→ **Prompt**:
Look through the lines of the material and count those containing "giveaway". Give that count alone.

→ **Extracted material**:
[BEGIN]

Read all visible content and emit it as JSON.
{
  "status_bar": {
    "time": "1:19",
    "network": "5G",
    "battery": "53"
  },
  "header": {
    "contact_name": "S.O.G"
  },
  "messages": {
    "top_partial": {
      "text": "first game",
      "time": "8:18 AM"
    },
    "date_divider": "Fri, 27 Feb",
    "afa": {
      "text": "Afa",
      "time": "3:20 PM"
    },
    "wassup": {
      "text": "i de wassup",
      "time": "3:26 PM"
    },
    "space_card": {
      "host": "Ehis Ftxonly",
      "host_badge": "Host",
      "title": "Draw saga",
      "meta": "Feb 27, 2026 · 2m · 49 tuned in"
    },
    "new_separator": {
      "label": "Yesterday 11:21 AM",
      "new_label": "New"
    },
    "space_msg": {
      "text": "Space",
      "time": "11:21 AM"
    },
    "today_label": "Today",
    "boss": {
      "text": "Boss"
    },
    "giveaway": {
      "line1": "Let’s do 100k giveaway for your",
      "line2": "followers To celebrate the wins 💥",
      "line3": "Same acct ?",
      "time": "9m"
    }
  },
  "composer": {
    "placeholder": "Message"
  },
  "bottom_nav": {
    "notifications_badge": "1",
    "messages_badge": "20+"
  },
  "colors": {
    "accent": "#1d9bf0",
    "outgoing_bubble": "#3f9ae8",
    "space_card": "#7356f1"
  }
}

[END]

→ **Written solution**:
2